Excerpt to read =>
By 7 June the government authorities had regained control of the town through force, with up to 24 of the protesters killed. Twenty-six people were arrested and put on trial for taking part in the political revolt. Several were sentenced to terms of imprisonment, others sentenced to penal transportation to Australia, and two were sentenced to death by hanging – Lewis Lewis (Lewsyn yr Heliwr) for Robbery and Richard Lewis (Dic Penderyn) for stabbing a soldier (Private Donald Black of the Highland Regiment) in the leg with a seized bayonet.

Lewsyn yr Heliwr's sentence was downgraded to a life sentence and penal transportation to Australia after one of the police officers who had tried to disperse the crowd testified that he had tried to shield him from the attack. He was transported aboard the vessel John in 1832 and died 6 September 1847 in Port Macquarie, New South Wales.

Following this reprieve, the Grey ministry was determined that at least one civil rights protestor should die as an example of what had happened. However, the people of Merthyr Tydfil were convinced that Richard Lewis (Dic Penderyn) was not responsible for the stabbing, and 11,000 signed a petition demanding his release. Nevertheless, the government refused, and Richard Lewis was hanged at Cardiff Market on August 13, 1831.

In 1874, a Congregational minister, the Rev. Evan Evans, said that a man called Ianto Parker had given him a death-bed confession, saying that he had stabbed Donald Black and then fled to America fearing capture by the authorities. James Abbott, a hairdresser from Merthyr Tydfil who had testified at Penderyn's trial, later said that he had lied under oath, claiming that he had been instructed to do so by Lord Melbourne.

== Legacy ==
In 2015, Welsh Labour MP Ann Clwyd presented a petition to the House of Commons calling for Dic Penderyn to be posthumously pardoned, stating that there was "strong feeling in Wales that Richard Lewis - Dic Penderyn - was wrongly executed."

Provided data =>
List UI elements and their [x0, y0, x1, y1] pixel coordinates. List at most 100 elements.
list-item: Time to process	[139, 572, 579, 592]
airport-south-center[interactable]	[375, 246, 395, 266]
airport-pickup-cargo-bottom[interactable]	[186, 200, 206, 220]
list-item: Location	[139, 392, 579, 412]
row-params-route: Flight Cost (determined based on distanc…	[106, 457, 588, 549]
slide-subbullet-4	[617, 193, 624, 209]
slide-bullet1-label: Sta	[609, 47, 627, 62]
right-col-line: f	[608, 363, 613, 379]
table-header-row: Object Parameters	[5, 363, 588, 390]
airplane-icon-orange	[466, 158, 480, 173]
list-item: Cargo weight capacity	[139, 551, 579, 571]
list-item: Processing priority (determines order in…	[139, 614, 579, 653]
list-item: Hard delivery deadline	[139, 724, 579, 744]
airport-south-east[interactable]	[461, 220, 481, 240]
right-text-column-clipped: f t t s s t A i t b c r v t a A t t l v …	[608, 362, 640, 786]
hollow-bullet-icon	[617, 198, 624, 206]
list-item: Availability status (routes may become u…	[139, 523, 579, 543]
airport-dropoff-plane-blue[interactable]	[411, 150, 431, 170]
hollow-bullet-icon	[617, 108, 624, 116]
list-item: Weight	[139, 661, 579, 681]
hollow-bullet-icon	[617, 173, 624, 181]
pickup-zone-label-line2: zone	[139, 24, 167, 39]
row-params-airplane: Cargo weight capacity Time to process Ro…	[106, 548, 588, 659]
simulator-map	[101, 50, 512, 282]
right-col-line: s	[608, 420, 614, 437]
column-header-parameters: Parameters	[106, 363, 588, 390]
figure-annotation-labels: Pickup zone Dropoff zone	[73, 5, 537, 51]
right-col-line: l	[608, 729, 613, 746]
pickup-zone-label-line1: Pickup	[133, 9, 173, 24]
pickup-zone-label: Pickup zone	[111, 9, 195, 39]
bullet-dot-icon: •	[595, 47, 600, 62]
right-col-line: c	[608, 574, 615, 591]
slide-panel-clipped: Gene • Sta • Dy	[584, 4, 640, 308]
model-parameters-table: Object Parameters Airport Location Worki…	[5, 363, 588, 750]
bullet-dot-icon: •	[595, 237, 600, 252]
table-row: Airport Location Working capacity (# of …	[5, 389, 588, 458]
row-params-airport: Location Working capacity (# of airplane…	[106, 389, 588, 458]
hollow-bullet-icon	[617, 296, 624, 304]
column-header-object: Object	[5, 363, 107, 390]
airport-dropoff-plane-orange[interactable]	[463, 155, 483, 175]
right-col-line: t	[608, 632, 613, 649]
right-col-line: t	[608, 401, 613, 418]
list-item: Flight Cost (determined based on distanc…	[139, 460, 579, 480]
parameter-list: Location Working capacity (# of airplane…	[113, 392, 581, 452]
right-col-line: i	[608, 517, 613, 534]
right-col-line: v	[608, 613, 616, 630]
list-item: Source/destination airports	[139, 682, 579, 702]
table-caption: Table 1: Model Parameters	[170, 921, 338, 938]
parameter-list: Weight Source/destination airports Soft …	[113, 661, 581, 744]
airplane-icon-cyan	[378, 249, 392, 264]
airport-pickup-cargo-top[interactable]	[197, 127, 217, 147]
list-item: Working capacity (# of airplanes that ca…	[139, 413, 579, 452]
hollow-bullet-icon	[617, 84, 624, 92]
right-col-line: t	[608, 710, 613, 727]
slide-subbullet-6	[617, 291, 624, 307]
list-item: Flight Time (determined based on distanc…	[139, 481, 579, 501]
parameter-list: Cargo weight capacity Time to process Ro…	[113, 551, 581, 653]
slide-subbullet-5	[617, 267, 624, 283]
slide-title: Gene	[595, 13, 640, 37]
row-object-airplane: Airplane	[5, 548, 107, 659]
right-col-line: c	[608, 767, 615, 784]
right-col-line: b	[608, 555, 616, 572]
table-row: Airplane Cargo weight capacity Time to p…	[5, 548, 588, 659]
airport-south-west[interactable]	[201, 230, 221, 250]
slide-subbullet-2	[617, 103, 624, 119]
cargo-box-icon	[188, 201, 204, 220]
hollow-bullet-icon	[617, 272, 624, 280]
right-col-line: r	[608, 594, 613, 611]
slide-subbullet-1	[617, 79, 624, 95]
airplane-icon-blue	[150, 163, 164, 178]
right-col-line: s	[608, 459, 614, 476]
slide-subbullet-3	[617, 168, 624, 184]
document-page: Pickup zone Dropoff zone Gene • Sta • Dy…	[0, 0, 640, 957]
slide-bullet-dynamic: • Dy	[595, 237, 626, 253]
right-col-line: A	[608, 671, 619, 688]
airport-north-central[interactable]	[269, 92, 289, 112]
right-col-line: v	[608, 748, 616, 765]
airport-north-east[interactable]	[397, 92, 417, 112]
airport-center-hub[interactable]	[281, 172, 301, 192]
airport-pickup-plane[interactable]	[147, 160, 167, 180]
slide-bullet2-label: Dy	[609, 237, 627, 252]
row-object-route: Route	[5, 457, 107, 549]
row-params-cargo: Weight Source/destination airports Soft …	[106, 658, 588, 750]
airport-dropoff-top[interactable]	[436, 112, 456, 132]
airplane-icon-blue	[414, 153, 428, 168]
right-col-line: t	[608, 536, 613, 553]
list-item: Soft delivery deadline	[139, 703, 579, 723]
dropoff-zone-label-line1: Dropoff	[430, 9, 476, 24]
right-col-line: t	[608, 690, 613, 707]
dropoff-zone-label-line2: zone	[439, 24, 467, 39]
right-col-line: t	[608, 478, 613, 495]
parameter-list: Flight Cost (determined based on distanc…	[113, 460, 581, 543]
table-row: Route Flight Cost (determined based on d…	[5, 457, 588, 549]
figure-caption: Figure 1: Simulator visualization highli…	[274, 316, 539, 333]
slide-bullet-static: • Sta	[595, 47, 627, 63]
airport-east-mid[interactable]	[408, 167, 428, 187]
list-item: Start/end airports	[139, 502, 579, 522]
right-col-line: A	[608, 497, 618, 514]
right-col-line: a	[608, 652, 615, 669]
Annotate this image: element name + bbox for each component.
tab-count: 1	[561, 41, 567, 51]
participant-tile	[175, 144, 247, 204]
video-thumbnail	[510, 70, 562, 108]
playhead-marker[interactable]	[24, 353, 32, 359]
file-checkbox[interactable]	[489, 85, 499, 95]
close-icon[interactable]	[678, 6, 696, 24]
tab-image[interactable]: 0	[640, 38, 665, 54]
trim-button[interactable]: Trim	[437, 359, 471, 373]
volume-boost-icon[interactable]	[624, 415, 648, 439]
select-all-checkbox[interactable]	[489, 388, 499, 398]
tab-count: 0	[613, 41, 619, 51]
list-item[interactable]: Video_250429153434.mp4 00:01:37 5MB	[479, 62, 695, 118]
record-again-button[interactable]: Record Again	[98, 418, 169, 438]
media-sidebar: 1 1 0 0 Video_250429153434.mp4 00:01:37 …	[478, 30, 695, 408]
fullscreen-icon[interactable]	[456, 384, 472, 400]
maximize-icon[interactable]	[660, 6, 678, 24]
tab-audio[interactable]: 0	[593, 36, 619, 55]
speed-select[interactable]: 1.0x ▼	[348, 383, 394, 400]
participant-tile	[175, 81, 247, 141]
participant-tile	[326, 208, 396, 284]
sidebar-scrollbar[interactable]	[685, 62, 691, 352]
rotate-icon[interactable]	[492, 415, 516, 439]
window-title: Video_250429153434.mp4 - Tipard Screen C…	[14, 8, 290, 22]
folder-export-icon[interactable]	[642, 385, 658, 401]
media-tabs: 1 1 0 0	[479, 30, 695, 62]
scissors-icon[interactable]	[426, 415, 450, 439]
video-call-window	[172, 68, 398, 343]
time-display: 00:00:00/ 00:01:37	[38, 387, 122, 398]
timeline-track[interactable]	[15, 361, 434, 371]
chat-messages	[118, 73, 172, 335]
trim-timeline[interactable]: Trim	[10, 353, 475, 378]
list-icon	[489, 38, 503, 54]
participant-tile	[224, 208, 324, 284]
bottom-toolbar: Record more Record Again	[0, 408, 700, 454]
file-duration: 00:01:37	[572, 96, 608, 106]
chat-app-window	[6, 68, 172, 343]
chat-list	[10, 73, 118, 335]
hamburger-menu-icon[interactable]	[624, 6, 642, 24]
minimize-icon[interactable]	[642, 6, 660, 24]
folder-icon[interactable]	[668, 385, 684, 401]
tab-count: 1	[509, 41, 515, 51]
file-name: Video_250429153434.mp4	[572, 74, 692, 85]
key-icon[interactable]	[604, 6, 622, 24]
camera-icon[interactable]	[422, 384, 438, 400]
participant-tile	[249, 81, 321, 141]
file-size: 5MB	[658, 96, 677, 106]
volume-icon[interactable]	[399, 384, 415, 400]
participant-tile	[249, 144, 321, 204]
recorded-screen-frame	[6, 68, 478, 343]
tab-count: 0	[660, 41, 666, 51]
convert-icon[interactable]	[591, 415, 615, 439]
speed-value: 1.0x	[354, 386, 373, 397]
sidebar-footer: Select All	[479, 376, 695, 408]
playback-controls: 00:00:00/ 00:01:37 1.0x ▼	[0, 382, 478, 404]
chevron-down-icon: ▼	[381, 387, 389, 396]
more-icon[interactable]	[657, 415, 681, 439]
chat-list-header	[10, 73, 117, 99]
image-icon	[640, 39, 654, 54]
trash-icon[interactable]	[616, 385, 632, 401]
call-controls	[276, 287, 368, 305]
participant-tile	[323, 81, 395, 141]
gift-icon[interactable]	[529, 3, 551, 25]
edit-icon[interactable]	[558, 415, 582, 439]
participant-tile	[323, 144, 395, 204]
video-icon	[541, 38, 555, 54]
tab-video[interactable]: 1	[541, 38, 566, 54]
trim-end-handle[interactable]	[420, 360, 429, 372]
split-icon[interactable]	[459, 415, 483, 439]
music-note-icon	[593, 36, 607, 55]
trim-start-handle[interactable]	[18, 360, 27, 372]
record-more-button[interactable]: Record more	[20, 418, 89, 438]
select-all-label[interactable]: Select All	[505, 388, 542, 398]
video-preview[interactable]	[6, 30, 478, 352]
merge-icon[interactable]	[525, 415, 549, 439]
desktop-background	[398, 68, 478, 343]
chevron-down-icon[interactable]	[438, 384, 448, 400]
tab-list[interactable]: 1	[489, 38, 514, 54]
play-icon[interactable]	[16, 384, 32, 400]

Required actions =>
- a) Answer these questions from the text on the Merthyr Tydfil protests:
(i) How many people signed the petition demanding Richard Lewis's release?
(ii) Where did Lewsyn yr Heliwr die?
(iii) Who presented a petition to the House of Commons in 2015 calling for Dic Penderyn to be pardoned?
- b) Extend the text on the Merthyr Tydfil protests and Dic Penderyn, picking up after its final sentence.
The records have no connection to the text on the Merthyr Tydfil protests.

Answers to the problems =>
- a)
(i) 11,000
(ii) Port Macquarie, New South Wales
(iii) Welsh Labour MP Ann Clwyd

- b)
=== In creative works ===
In 1922, Lewis Davies wrote a novel, Lewsyn yr Heliwr, inspired by the events of the Merthyr Riot of 1831. The novel won the National Eisteddfod, Caernarfon, 1921. The novel was published by Hughes and Son, Wrexham in 1922.

Meic Stevens' song "Dic Penderyn" on his 1972 album Gwymon celebrates Richard Lewis.

The Men They Couldn't Hang recorded "Ironmasters" in 1985, which refers to the rising and its aftermath.

Since 2013, a music festival named after the rising has been held annually in Merthyr to promote working class culture and social justice in arts.

In 2015, stylist Charlotte James and photographer Tom Johnson published a series titled Merthyr Rising, showcasing residents of the town.

Radical singer-songwriter David Rovics included a song about the Merthyr Rising, entitled "Cheese and Bread", in the 2018 album Ballad of a Wobbly.

The musical "My Land's Shore" by Robert Gould and Christopher J Orton centres on the riots. It was performed at the Bloomsbury Theatre by the University College London Musical Theatre society in February 2022.

The 2022 poetry anthology Gwrthryfel / Uprising contained two poems about Dic Penderyn and the Merthyr Rising.

In 2024, Ferocious Dog released a song titled "Merthyr Rising" in their album Kleptocracy.